--- Information supplied ---
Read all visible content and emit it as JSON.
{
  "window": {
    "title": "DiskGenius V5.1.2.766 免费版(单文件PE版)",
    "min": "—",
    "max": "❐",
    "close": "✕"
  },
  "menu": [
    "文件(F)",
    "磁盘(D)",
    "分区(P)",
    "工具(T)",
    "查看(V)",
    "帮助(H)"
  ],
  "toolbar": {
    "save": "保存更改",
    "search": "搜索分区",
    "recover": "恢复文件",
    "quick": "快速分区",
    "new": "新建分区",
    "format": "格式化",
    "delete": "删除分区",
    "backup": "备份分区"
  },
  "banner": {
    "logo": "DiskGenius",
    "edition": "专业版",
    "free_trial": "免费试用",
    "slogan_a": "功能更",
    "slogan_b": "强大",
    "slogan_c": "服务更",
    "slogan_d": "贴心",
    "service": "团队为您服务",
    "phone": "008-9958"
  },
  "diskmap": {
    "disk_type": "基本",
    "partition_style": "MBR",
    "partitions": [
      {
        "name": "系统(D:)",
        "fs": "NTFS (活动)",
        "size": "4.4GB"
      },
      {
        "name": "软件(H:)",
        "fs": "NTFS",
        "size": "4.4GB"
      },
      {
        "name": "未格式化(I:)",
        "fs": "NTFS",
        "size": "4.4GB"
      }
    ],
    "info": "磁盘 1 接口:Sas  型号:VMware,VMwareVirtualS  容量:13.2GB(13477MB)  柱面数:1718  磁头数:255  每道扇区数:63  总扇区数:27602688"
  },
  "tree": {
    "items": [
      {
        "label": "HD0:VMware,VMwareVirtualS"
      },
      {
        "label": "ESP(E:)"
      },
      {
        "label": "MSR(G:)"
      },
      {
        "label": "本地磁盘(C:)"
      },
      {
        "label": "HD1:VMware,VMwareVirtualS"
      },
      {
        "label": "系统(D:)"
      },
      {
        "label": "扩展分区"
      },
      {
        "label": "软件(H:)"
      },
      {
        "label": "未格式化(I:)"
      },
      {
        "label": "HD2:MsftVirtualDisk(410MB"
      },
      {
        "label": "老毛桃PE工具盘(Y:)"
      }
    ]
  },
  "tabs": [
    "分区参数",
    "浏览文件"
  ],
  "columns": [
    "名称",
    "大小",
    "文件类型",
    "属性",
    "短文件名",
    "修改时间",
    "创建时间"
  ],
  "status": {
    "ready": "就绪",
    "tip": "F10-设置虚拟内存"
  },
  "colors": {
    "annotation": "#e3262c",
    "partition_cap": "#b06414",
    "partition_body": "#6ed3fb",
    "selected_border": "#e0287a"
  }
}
---
Instructions to follow: Copy all the records above precisely.

Reply to the task:
Read all visible content and emit it as JSON.
{
  "window": {
    "title": "DiskGenius V5.1.2.766 免费版(单文件PE版)",
    "min": "—",
    "max": "❐",
    "close": "✕"
  },
  "menu": [
    "文件(F)",
    "磁盘(D)",
    "分区(P)",
    "工具(T)",
    "查看(V)",
    "帮助(H)"
  ],
  "toolbar": {
    "save": "保存更改",
    "search": "搜索分区",
    "recover": "恢复文件",
    "quick": "快速分区",
    "new": "新建分区",
    "format": "格式化",
    "delete": "删除分区",
    "backup": "备份分区"
  },
  "banner": {
    "logo": "DiskGenius",
    "edition": "专业版",
    "free_trial": "免费试用",
    "slogan_a": "功能更",
    "slogan_b": "强大",
    "slogan_c": "服务更",
    "slogan_d": "贴心",
    "service": "团队为您服务",
    "phone": "008-9958"
  },
  "diskmap": {
    "disk_type": "基本",
    "partition_style": "MBR",
    "partitions": [
      {
        "name": "系统(D:)",
        "fs": "NTFS (活动)",
        "size": "4.4GB"
      },
      {
        "name": "软件(H:)",
        "fs": "NTFS",
        "size": "4.4GB"
      },
      {
        "name": "未格式化(I:)",
        "fs": "NTFS",
        "size": "4.4GB"
      }
    ],
    "info": "磁盘 1 接口:Sas  型号:VMware,VMwareVirtualS  容量:13.2GB(13477MB)  柱面数:1718  磁头数:255  每道扇区数:63  总扇区数:27602688"
  },
  "tree": {
    "items": [
      {
        "label": "HD0:VMware,VMwareVirtualS"
      },
      {
        "label": "ESP(E:)"
      },
      {
        "label": "MSR(G:)"
      },
      {
        "label": "本地磁盘(C:)"
      },
      {
        "label": "HD1:VMware,VMwareVirtualS"
      },
      {
        "label": "系统(D:)"
      },
      {
        "label": "扩展分区"
      },
      {
        "label": "软件(H:)"
      },
      {
        "label": "未格式化(I:)"
      },
      {
        "label": "HD2:MsftVirtualDisk(410MB"
      },
      {
        "label": "老毛桃PE工具盘(Y:)"
      }
    ]
  },
  "tabs": [
    "分区参数",
    "浏览文件"
  ],
  "columns": [
    "名称",
    "大小",
    "文件类型",
    "属性",
    "短文件名",
    "修改时间",
    "创建时间"
  ],
  "status": {
    "ready": "就绪",
    "tip": "F10-设置虚拟内存"
  },
  "colors": {
    "annotation": "#e3262c",
    "partition_cap": "#b06414",
    "partition_body": "#6ed3fb",
    "selected_border": "#e0287a"
  }
}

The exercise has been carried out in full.